_Items_
#####

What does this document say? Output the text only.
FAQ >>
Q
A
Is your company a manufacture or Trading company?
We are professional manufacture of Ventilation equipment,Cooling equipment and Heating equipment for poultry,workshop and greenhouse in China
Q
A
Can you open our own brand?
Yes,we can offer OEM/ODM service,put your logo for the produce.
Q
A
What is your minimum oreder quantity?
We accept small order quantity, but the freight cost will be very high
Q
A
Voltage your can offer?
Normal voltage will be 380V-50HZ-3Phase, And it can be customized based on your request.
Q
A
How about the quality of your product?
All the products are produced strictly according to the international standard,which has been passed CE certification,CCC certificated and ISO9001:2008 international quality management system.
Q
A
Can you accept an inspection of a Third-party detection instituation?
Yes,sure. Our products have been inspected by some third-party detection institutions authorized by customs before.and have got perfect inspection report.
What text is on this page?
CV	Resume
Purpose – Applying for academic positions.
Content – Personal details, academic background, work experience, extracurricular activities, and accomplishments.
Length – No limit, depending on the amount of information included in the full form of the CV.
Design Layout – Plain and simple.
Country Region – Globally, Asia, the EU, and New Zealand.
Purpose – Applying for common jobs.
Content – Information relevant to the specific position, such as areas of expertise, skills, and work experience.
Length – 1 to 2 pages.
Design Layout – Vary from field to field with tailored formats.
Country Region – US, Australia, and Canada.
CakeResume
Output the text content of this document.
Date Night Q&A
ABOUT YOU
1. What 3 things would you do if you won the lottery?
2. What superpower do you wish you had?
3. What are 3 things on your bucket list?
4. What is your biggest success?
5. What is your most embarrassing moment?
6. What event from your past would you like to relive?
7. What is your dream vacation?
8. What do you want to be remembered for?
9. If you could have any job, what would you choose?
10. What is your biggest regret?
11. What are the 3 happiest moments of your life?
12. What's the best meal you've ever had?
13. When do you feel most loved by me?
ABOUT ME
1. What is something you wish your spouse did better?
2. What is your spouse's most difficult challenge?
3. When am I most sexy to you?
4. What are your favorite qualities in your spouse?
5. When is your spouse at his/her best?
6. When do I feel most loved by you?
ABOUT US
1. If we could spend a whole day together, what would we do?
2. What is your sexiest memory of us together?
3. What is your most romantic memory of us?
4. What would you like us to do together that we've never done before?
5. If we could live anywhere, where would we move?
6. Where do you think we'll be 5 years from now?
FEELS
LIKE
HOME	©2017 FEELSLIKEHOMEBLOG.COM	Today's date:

#####

_Your task_
Find "spouse". Copy every line it occurs in.

_Answer to this problem_
1. What is something you wish your spouse did better?
2. What is your spouse's most difficult challenge?
4. What are your favorite qualities in your spouse?
5. When is your spouse at his/her best?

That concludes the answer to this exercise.